(Collected data entries)
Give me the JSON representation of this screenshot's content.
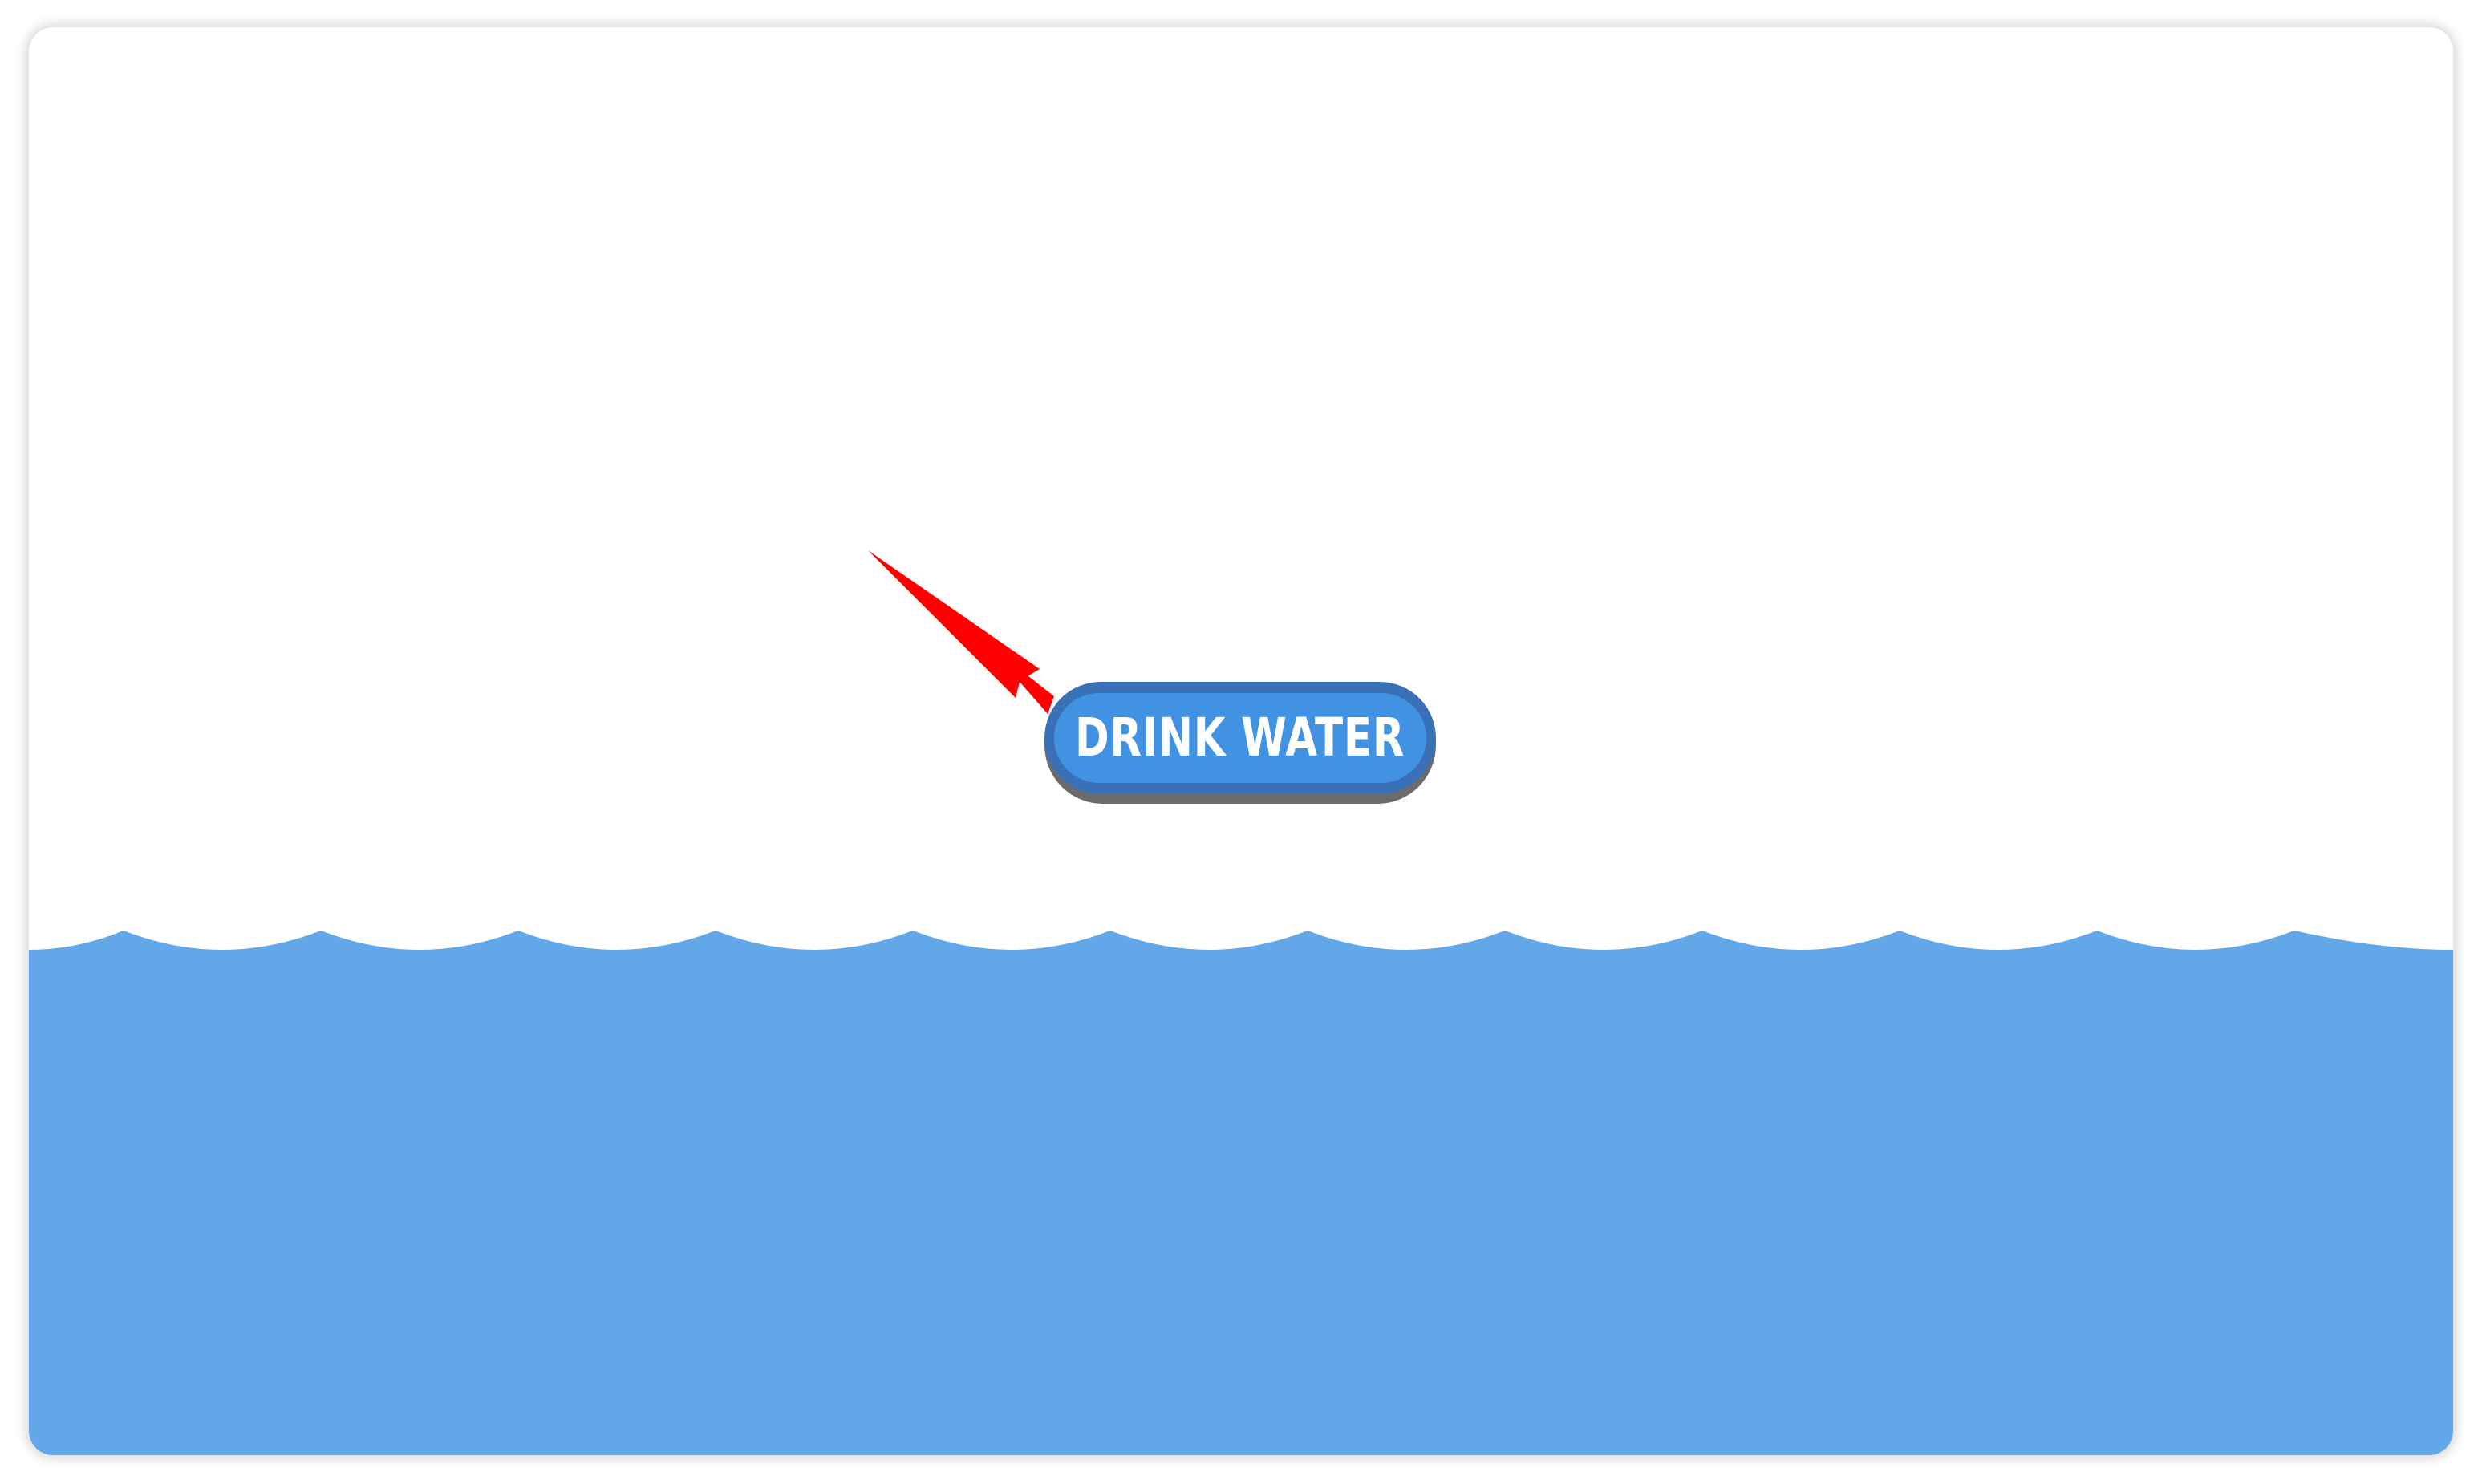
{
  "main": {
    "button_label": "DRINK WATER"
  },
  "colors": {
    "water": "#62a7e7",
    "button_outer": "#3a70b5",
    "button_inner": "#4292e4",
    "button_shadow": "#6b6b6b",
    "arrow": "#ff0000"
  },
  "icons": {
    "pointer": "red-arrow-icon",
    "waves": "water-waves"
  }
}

▶ WHAT YOU ARE ASKED TO DO
Repeat the preceding records precisely, and leave every picture out of the copy.

▶ FULL RESPONSE
Give me the JSON representation of this screenshot's content.
{
  "main": {
    "button_label": "DRINK WATER"
  },
  "colors": {
    "water": "#62a7e7",
    "button_outer": "#3a70b5",
    "button_inner": "#4292e4",
    "button_shadow": "#6b6b6b",
    "arrow": "#ff0000"
  },
  "icons": {
    "pointer": "red-arrow-icon",
    "waves": "water-waves"
  }
}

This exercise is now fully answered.